Entries from a dataset
....
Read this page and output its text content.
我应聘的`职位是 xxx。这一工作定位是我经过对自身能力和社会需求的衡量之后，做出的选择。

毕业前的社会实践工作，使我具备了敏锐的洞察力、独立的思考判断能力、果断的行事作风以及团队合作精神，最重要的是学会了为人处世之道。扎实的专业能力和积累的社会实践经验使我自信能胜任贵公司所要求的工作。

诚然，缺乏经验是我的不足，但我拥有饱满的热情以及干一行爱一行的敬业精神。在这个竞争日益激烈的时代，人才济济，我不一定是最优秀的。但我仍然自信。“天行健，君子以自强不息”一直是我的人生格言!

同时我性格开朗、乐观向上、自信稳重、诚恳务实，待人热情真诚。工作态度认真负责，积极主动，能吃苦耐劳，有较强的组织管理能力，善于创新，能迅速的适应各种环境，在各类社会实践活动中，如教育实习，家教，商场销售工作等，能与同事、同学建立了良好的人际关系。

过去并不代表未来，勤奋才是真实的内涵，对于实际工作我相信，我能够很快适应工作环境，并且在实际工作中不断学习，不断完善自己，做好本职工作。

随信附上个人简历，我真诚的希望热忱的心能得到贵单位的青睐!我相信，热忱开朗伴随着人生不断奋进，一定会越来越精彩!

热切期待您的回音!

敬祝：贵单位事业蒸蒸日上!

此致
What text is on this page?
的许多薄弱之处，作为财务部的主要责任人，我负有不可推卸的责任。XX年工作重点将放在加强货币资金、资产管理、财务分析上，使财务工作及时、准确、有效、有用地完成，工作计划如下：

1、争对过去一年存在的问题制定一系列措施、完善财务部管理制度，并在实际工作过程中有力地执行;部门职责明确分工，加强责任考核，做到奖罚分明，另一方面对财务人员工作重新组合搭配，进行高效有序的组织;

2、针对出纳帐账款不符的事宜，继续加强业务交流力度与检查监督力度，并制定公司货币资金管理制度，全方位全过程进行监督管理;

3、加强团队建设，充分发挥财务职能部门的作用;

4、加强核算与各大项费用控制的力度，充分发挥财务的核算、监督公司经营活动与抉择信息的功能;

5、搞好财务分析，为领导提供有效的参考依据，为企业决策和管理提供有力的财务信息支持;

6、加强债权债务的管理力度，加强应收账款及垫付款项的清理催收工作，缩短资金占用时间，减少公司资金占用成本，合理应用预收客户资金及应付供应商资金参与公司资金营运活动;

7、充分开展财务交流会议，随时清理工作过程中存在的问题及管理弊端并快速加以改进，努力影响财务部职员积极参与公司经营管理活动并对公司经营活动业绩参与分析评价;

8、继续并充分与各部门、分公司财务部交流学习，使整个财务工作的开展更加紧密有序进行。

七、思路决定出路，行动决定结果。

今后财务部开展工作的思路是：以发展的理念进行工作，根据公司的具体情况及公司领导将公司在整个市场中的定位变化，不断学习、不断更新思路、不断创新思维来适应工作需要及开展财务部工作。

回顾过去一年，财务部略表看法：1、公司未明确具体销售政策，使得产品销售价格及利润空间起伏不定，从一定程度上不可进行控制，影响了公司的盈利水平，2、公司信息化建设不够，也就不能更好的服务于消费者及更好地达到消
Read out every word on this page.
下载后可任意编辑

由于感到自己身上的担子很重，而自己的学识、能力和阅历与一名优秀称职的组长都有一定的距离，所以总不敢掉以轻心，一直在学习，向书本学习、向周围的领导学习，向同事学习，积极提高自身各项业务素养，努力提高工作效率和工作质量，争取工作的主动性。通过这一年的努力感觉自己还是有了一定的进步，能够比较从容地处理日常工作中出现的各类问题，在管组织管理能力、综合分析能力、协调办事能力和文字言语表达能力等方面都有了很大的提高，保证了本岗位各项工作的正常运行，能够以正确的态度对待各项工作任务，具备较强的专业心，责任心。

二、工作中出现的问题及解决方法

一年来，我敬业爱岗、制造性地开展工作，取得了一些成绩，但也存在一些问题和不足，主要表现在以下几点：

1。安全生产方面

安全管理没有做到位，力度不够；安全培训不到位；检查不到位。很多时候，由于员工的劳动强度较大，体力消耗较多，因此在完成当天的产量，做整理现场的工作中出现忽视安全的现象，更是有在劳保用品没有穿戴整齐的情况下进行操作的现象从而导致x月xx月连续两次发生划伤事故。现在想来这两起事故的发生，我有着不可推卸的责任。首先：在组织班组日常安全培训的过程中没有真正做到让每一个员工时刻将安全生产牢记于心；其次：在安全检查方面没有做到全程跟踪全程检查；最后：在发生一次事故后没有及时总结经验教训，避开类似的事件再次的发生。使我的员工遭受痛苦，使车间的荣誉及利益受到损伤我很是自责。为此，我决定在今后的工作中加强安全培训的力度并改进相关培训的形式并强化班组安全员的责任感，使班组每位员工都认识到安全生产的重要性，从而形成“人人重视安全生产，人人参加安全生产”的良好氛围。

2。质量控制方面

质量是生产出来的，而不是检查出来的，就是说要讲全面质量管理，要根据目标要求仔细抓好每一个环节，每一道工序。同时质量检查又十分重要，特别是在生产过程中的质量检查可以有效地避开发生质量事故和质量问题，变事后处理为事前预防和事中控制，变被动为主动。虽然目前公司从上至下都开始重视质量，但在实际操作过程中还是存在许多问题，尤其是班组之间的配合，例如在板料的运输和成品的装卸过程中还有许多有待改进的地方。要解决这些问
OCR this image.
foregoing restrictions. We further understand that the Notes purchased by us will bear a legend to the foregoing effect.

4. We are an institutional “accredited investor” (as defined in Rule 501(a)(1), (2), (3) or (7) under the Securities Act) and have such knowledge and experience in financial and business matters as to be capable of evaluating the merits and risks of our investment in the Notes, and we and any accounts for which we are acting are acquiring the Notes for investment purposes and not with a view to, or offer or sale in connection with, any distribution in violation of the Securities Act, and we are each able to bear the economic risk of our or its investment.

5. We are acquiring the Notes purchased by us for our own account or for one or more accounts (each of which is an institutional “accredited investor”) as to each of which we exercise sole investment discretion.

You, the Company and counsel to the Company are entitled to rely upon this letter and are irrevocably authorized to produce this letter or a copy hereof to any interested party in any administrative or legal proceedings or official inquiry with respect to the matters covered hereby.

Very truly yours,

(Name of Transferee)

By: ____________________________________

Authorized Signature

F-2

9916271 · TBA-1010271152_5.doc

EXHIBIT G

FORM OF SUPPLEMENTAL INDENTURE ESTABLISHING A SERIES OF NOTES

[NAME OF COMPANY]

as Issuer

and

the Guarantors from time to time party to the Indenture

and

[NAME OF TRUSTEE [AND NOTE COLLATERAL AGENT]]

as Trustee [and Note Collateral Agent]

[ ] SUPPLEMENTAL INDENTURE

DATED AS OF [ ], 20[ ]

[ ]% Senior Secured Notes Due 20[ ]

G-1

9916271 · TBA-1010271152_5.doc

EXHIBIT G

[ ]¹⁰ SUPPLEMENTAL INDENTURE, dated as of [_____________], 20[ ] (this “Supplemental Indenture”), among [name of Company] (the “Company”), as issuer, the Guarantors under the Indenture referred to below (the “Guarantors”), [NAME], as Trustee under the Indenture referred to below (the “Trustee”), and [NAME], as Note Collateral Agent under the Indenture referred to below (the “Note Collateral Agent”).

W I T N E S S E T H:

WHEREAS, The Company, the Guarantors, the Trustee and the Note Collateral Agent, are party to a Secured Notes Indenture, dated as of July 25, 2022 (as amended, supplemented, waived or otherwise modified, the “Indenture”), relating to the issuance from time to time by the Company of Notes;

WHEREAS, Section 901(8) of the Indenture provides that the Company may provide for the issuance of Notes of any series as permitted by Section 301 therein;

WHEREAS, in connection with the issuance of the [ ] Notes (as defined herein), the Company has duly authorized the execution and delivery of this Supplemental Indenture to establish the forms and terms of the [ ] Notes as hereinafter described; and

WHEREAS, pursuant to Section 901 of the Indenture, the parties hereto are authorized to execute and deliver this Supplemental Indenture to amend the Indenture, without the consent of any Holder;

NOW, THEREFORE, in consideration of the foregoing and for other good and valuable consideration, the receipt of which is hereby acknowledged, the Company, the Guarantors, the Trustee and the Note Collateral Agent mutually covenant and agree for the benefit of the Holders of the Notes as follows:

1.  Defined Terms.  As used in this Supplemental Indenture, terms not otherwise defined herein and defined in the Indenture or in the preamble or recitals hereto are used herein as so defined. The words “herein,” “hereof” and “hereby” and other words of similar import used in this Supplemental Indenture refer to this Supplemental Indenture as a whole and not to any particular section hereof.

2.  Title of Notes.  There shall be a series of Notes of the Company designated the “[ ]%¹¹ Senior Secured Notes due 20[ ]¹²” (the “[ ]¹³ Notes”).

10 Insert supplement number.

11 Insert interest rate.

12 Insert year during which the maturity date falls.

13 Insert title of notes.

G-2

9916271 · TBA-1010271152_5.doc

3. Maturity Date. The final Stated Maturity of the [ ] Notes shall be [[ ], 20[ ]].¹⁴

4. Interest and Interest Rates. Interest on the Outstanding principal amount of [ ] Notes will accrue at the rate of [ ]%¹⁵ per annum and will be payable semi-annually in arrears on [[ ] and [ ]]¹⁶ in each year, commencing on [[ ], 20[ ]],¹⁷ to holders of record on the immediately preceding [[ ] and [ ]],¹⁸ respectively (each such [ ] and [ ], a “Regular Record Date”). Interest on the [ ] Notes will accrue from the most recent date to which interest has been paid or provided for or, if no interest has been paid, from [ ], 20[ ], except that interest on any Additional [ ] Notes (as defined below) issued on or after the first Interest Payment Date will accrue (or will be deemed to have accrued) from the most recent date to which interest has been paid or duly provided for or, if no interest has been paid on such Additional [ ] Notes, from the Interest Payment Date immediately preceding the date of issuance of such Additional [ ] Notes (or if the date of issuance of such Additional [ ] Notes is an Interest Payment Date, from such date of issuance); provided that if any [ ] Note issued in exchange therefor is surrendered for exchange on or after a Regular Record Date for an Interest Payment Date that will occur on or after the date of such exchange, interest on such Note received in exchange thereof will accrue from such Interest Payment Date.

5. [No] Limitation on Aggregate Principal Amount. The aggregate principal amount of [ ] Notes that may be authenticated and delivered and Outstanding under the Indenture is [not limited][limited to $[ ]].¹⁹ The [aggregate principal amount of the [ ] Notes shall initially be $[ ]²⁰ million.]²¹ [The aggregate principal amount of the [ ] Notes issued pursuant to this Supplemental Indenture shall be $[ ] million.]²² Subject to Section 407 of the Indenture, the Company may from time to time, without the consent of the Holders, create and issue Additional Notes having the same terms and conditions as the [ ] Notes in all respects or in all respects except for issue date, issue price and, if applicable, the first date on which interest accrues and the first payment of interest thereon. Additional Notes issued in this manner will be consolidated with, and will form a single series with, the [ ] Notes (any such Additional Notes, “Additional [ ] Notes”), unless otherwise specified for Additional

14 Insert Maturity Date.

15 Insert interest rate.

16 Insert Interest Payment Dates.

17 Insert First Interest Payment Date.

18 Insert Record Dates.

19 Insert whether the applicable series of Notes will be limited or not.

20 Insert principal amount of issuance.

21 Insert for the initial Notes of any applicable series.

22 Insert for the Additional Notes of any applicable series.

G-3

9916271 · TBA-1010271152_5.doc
....
WORK INSTRUCTIONS —
Select every line in the records above that contains the word "connection".

REPLY —
4. We are an institutional “accredited investor” (as defined in Rule 501(a)(1), (2), (3) or (7) under the Securities Act) and have such knowledge and experience in financial and business matters as to be capable of evaluating the merits and risks of our investment in the Notes, and we and any accounts for which we are acting are acquiring the Notes for investment purposes and not with a view to, or offer or sale in connection with, any distribution in violation of the Securities Act, and we are each able to bear the economic risk of our or its investment.
WHEREAS, in connection with the issuance of the [ ] Notes (as defined herein), the Company has duly authorized the execution and delivery of this Supplemental Indenture to establish the forms and terms of the [ ] Notes as hereinafter described; and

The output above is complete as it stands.